### Task objective
Omit the pictures, then reproduce every remaining record exactly.

[Collected data entries]
· · · · · · ·

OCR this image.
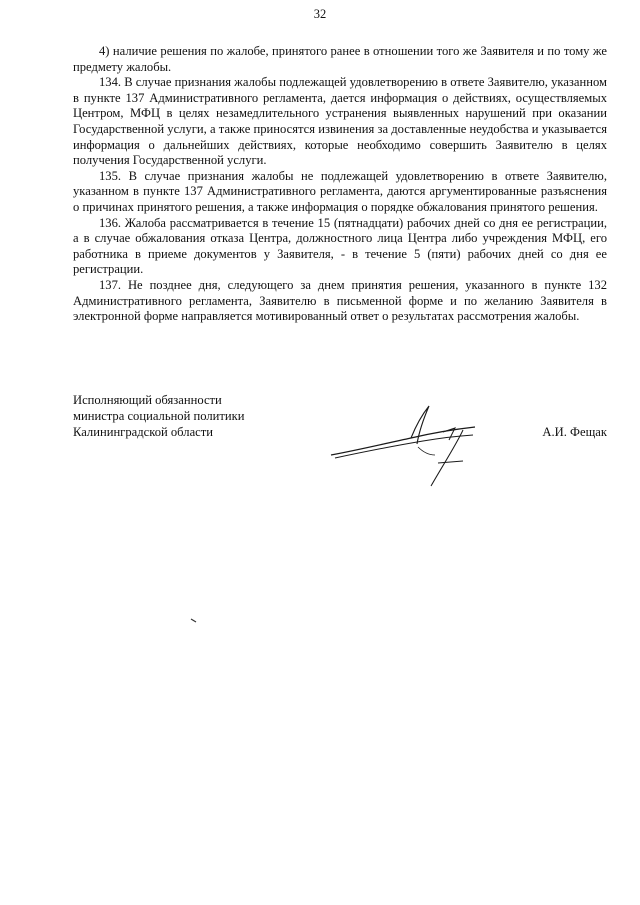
32

4) наличие решения по жалобе, принятого ранее в отношении того же Заявителя и по тому же предмету жалобы.

134. В случае признания жалобы подлежащей удовлетворению в ответе Заявителю, указанном в пункте 137 Административного регламента, дается информация о действиях, осуществляемых Центром, МФЦ в целях незамедлительного устранения выявленных нарушений при оказании Государственной услуги, а также приносятся извинения за доставленные неудобства и указывается информация о дальнейших действиях, которые необходимо совершить Заявителю в целях получения Государственной услуги.

135. В случае признания жалобы не подлежащей удовлетворению в ответе Заявителю, указанном в пункте 137 Административного регламента, даются аргументированные разъяснения о причинах принятого решения, а также информация о порядке обжалования принятого решения.

136. Жалоба рассматривается в течение 15 (пятнадцати) рабочих дней со дня ее регистрации, а в случае обжалования отказа Центра, должностного лица Центра либо учреждения МФЦ, его работника в приеме документов у Заявителя, - в течение 5 (пяти) рабочих дней со дня ее регистрации.

137. Не позднее дня, следующего за днем принятия решения, указанного в пункте 132 Административного регламента, Заявителю в письменной форме и по желанию Заявителя в электронной форме направляется мотивированный ответ о результатах рассмотрения жалобы.

Исполняющий обязанности
министра социальной политики
Калининградской области	А.И. Фещак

· · · · · · ·

### Completed task
OCR this image.
32

4) наличие решения по жалобе, принятого ранее в отношении того же Заявителя и по тому же предмету жалобы.

134. В случае признания жалобы подлежащей удовлетворению в ответе Заявителю, указанном в пункте 137 Административного регламента, дается информация о действиях, осуществляемых Центром, МФЦ в целях незамедлительного устранения выявленных нарушений при оказании Государственной услуги, а также приносятся извинения за доставленные неудобства и указывается информация о дальнейших действиях, которые необходимо совершить Заявителю в целях получения Государственной услуги.

135. В случае признания жалобы не подлежащей удовлетворению в ответе Заявителю, указанном в пункте 137 Административного регламента, даются аргументированные разъяснения о причинах принятого решения, а также информация о порядке обжалования принятого решения.

136. Жалоба рассматривается в течение 15 (пятнадцати) рабочих дней со дня ее регистрации, а в случае обжалования отказа Центра, должностного лица Центра либо учреждения МФЦ, его работника в приеме документов у Заявителя, - в течение 5 (пяти) рабочих дней со дня ее регистрации.

137. Не позднее дня, следующего за днем принятия решения, указанного в пункте 132 Административного регламента, Заявителю в письменной форме и по желанию Заявителя в электронной форме направляется мотивированный ответ о результатах рассмотрения жалобы.

Исполняющий обязанности
министра социальной политики
Калининградской области	А.И. Фещак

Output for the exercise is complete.